_What you have to do:_ Images appear in the records below; leave them out and repeat everything else exactly.
--- START OF Exercise inputs ---
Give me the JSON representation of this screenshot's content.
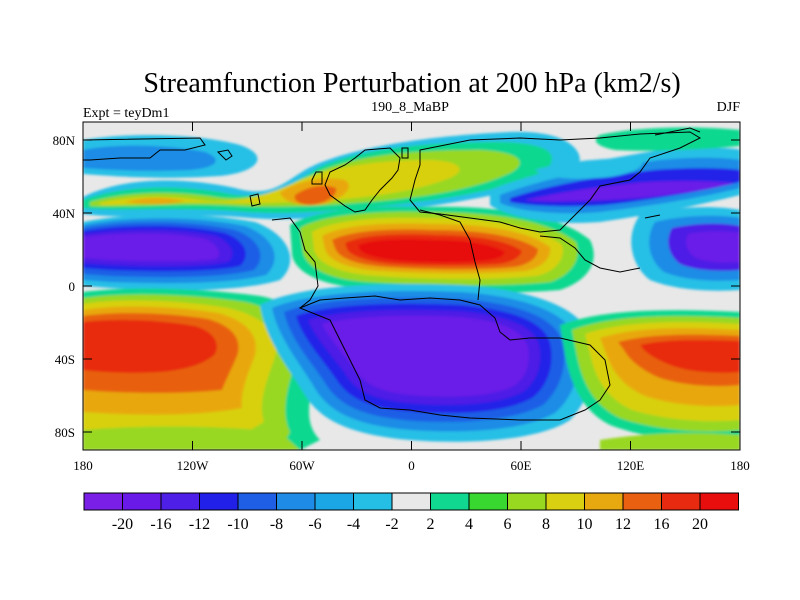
{
  "title": "Streamfunction Perturbation at 200 hPa (km2/s)",
  "left_string": "Expt = teyDm1",
  "center_string": "190_8_MaBP",
  "right_string": "DJF",
  "map": {
    "lon_range": [
      -180,
      180
    ],
    "lat_range": [
      -90,
      90
    ],
    "lat_ticks": [
      "80N",
      "40N",
      "0",
      "40S",
      "80S"
    ],
    "lon_ticks": [
      "180",
      "120W",
      "60W",
      "0",
      "60E",
      "120E",
      "180"
    ]
  },
  "colorbar": {
    "labels": [
      "-20",
      "-16",
      "-12",
      "-10",
      "-8",
      "-6",
      "-4",
      "-2",
      "2",
      "4",
      "6",
      "8",
      "10",
      "12",
      "16",
      "20"
    ],
    "colors": [
      "#7A1FE6",
      "#6A1AE8",
      "#4E1FE6",
      "#2020E8",
      "#1E5FE6",
      "#1E8CE6",
      "#1BA6E6",
      "#25BFE6",
      "#E8E8E8",
      "#10D890",
      "#38D830",
      "#98D820",
      "#D8D010",
      "#E8A810",
      "#E86010",
      "#E82A10",
      "#E80E0E"
    ]
  }
}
--- END OF Exercise inputs ---
_Output for this exercise:_
Give me the JSON representation of this screenshot's content.
{
  "title": "Streamfunction Perturbation at 200 hPa (km2/s)",
  "left_string": "Expt = teyDm1",
  "center_string": "190_8_MaBP",
  "right_string": "DJF",
  "map": {
    "lon_range": [
      -180,
      180
    ],
    "lat_range": [
      -90,
      90
    ],
    "lat_ticks": [
      "80N",
      "40N",
      "0",
      "40S",
      "80S"
    ],
    "lon_ticks": [
      "180",
      "120W",
      "60W",
      "0",
      "60E",
      "120E",
      "180"
    ]
  },
  "colorbar": {
    "labels": [
      "-20",
      "-16",
      "-12",
      "-10",
      "-8",
      "-6",
      "-4",
      "-2",
      "2",
      "4",
      "6",
      "8",
      "10",
      "12",
      "16",
      "20"
    ],
    "colors": [
      "#7A1FE6",
      "#6A1AE8",
      "#4E1FE6",
      "#2020E8",
      "#1E5FE6",
      "#1E8CE6",
      "#1BA6E6",
      "#25BFE6",
      "#E8E8E8",
      "#10D890",
      "#38D830",
      "#98D820",
      "#D8D010",
      "#E8A810",
      "#E86010",
      "#E82A10",
      "#E80E0E"
    ]
  }
}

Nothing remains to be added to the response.